EXERCISE DETAILS: Copy out, character for character, every line of the listing from its start through the line containing "380, 6, 389]", including both of those lines.

--- BEGIN RECORDS ---

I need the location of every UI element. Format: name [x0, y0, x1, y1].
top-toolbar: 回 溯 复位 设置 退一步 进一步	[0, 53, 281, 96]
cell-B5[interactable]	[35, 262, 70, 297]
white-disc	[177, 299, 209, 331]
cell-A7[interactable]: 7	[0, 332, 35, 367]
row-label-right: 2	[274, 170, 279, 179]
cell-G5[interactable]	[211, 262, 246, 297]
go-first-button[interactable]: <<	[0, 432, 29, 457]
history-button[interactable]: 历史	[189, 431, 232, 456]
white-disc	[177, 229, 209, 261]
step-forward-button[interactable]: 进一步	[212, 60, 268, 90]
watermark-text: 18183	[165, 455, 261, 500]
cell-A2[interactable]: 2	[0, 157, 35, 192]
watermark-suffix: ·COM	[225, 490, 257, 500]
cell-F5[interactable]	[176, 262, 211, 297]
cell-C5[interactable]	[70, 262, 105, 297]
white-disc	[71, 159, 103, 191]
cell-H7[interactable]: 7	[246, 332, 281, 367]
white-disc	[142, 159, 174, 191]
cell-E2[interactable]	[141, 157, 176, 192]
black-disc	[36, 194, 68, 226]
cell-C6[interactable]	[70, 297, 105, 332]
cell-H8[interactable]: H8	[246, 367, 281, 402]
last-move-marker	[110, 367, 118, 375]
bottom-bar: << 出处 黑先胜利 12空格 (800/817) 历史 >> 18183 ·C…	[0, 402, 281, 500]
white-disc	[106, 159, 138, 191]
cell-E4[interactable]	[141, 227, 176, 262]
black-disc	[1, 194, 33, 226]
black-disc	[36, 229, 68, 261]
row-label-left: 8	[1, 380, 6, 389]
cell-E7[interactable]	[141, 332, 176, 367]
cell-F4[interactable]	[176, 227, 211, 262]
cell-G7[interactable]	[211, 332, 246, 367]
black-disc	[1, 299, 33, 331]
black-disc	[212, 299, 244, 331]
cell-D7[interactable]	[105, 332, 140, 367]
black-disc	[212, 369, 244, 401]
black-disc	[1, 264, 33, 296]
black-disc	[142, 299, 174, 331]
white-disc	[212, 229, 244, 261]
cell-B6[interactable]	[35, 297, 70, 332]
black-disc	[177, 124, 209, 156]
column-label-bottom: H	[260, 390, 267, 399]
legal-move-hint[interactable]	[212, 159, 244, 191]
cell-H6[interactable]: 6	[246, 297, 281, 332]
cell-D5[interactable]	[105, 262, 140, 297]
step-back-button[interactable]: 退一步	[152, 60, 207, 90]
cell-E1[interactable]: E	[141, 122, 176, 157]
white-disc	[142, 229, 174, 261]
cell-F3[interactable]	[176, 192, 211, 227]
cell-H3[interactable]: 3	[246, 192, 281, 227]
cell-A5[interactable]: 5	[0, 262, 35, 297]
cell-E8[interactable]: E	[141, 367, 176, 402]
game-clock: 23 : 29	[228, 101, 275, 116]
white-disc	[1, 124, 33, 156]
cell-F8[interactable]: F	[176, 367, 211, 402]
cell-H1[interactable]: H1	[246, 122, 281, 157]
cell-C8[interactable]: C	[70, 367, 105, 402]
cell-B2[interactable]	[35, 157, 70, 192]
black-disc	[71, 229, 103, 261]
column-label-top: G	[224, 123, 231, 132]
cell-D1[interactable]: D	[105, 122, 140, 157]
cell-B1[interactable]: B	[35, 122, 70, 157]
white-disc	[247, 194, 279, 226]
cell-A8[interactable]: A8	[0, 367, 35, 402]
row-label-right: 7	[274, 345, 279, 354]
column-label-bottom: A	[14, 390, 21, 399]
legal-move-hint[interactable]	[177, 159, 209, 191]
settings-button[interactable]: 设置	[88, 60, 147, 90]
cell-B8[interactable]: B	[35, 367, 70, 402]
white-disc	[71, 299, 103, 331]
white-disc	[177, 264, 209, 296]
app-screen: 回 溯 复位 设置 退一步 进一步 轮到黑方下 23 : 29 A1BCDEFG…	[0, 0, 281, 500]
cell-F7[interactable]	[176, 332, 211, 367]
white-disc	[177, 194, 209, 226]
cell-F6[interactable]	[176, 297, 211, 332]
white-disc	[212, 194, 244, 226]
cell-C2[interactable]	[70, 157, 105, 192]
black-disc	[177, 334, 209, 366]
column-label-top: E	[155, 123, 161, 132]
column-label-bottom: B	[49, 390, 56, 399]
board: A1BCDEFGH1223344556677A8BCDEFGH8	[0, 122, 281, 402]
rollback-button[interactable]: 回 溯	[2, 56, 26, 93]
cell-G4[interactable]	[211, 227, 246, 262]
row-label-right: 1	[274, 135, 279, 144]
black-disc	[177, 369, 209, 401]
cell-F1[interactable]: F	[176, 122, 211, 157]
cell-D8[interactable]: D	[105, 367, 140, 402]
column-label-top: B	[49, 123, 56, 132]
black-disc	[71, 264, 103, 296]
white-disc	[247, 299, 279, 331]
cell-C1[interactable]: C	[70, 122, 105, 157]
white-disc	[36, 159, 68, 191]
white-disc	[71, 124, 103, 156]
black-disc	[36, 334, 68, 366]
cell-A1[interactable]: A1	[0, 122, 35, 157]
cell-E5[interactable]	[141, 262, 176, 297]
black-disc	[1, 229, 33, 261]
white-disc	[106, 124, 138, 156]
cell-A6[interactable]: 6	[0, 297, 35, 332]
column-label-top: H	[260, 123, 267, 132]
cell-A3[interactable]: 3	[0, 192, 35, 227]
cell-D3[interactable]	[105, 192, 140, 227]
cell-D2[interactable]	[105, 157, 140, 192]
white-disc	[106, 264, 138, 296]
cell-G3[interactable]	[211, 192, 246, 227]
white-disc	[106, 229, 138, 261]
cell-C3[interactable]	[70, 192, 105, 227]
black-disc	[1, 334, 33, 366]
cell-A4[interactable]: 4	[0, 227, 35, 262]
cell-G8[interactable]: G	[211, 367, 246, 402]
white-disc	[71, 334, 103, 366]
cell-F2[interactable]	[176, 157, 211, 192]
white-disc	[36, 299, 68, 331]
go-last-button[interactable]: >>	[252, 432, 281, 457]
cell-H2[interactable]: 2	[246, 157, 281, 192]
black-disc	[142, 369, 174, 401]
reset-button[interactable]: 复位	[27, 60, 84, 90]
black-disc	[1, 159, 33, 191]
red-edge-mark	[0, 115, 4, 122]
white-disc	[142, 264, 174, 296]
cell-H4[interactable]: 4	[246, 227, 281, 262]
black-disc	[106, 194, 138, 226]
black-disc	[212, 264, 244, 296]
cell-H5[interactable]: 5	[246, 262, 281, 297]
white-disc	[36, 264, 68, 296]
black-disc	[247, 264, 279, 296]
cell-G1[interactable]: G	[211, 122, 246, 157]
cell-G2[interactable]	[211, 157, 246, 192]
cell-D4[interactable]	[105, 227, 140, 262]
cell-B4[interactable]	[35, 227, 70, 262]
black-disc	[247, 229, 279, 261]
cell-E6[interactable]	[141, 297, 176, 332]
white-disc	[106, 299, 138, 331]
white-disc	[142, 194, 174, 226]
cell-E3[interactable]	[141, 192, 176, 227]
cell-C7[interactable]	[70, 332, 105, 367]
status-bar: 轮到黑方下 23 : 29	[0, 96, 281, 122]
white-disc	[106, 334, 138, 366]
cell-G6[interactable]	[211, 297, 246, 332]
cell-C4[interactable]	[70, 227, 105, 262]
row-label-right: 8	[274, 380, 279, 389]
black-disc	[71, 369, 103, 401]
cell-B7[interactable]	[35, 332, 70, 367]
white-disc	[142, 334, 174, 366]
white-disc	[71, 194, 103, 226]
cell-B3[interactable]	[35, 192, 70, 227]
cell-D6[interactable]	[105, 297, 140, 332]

--- END RECORDS ---

REPLY:
I need the location of every UI element. Format: name [x0, y0, x1, y1].
top-toolbar: 回 溯 复位 设置 退一步 进一步	[0, 53, 281, 96]
cell-B5[interactable]	[35, 262, 70, 297]
white-disc	[177, 299, 209, 331]
cell-A7[interactable]: 7	[0, 332, 35, 367]
row-label-right: 2	[274, 170, 279, 179]
cell-G5[interactable]	[211, 262, 246, 297]
go-first-button[interactable]: <<	[0, 432, 29, 457]
history-button[interactable]: 历史	[189, 431, 232, 456]
white-disc	[177, 229, 209, 261]
step-forward-button[interactable]: 进一步	[212, 60, 268, 90]
watermark-text: 18183	[165, 455, 261, 500]
cell-A2[interactable]: 2	[0, 157, 35, 192]
watermark-suffix: ·COM	[225, 490, 257, 500]
cell-F5[interactable]	[176, 262, 211, 297]
cell-C5[interactable]	[70, 262, 105, 297]
white-disc	[71, 159, 103, 191]
cell-H7[interactable]: 7	[246, 332, 281, 367]
white-disc	[142, 159, 174, 191]
cell-E2[interactable]	[141, 157, 176, 192]
black-disc	[36, 194, 68, 226]
cell-C6[interactable]	[70, 297, 105, 332]
cell-H8[interactable]: H8	[246, 367, 281, 402]
last-move-marker	[110, 367, 118, 375]
bottom-bar: << 出处 黑先胜利 12空格 (800/817) 历史 >> 18183 ·C…	[0, 402, 281, 500]
white-disc	[106, 159, 138, 191]
cell-E4[interactable]	[141, 227, 176, 262]
black-disc	[1, 194, 33, 226]
black-disc	[36, 229, 68, 261]
row-label-left: 8	[1, 380, 6, 389]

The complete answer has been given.